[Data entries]
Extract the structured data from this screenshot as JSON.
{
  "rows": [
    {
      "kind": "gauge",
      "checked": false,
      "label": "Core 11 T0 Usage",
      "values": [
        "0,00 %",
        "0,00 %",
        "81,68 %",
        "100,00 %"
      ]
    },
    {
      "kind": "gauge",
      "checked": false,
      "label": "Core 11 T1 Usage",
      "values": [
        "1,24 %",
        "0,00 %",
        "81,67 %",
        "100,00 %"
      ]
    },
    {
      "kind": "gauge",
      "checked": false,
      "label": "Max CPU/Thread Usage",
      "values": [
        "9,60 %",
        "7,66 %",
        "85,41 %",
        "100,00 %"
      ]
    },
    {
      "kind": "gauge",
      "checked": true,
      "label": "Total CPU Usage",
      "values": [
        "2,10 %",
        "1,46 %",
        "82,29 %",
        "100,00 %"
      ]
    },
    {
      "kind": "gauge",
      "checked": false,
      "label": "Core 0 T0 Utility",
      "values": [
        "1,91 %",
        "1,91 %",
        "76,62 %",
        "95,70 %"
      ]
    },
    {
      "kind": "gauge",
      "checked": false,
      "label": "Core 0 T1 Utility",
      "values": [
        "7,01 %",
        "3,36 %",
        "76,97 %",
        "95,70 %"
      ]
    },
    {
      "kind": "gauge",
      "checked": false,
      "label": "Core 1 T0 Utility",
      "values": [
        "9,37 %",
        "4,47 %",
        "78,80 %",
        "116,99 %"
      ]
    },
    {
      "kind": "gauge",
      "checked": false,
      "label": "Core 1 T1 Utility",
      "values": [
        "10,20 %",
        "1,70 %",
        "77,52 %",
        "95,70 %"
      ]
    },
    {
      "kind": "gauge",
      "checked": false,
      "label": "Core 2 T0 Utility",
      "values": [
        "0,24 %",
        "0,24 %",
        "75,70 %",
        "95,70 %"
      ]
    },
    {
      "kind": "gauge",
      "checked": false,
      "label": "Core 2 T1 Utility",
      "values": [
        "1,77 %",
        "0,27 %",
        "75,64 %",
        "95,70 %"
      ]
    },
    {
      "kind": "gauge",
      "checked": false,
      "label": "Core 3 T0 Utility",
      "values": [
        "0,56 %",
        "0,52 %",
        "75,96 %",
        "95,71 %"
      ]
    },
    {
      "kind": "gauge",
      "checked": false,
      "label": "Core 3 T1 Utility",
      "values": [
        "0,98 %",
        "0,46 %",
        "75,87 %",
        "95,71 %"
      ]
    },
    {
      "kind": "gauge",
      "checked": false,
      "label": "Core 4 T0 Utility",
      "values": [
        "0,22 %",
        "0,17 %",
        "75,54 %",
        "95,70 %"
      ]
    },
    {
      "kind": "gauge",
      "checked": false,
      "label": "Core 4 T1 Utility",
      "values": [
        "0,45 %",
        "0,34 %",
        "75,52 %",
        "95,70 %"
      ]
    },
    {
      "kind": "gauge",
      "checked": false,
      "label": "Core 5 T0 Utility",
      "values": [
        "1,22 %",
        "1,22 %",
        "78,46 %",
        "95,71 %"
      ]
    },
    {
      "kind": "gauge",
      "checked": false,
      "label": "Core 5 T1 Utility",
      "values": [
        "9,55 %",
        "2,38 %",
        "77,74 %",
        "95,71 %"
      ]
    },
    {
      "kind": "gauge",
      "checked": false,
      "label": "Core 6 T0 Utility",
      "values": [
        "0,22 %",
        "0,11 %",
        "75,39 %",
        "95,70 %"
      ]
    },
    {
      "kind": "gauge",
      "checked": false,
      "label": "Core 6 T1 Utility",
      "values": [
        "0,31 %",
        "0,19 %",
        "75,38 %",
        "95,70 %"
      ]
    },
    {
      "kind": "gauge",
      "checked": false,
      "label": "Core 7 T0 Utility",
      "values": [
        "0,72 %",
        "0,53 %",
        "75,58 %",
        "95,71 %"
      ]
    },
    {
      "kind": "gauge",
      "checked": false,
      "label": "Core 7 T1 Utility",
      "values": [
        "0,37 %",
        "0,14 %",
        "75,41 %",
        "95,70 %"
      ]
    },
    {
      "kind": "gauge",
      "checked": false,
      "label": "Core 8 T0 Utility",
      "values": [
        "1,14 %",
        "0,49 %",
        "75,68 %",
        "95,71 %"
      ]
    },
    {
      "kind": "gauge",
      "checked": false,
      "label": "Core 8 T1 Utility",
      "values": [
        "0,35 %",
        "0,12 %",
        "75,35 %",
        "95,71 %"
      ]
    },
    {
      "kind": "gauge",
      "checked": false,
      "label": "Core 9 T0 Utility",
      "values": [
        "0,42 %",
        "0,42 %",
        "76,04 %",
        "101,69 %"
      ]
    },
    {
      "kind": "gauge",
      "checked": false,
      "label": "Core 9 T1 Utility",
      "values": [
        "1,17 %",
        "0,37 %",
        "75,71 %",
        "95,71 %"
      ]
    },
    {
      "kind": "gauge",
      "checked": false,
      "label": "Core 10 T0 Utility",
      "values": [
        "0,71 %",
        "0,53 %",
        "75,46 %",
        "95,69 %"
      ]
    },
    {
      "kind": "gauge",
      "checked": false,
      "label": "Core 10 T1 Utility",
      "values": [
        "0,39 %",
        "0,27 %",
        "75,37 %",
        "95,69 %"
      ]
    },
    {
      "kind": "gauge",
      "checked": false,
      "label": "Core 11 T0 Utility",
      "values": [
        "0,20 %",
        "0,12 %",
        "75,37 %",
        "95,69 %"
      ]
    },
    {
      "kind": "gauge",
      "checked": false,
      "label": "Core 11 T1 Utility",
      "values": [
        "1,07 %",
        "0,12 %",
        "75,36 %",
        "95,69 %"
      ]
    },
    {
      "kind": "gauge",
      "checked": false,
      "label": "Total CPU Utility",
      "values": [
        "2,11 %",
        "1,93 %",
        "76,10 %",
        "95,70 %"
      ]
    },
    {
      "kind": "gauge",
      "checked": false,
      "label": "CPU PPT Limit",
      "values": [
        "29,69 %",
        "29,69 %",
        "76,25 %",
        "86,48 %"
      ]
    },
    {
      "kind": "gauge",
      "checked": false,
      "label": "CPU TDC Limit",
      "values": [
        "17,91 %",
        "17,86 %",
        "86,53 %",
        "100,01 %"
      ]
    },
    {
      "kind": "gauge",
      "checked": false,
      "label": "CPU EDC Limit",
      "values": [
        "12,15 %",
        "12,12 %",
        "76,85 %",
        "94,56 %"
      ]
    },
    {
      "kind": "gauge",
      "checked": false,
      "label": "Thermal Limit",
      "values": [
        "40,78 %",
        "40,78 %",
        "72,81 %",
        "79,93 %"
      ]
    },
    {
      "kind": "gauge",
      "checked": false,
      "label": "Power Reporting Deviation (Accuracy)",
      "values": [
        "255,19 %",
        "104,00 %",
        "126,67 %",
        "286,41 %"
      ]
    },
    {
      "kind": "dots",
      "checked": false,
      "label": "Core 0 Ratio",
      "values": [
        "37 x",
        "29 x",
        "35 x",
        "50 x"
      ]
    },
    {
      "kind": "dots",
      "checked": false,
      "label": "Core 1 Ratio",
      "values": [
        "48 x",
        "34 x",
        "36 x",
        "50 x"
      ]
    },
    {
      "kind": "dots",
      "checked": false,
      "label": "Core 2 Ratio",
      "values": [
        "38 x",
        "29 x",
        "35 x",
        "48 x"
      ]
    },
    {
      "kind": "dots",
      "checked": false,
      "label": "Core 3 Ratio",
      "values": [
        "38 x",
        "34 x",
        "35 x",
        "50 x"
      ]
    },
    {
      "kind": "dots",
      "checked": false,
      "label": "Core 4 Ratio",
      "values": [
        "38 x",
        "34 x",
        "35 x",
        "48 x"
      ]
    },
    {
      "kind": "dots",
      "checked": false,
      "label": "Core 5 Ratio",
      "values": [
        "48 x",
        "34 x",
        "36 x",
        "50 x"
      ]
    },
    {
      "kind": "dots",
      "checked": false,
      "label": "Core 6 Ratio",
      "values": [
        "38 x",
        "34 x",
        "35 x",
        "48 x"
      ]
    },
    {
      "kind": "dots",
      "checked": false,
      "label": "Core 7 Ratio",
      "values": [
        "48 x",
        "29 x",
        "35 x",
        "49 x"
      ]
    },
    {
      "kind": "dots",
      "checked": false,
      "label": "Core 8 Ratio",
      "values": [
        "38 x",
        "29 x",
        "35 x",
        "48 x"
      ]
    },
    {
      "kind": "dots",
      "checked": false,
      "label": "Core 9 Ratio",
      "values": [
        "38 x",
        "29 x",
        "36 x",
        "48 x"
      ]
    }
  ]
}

Objective. Copy down every line of the entries containing the word "Limit".

Finished exercise.
      "label": "CPU PPT Limit",
      "label": "CPU TDC Limit",
      "label": "CPU EDC Limit",
      "label": "Thermal Limit",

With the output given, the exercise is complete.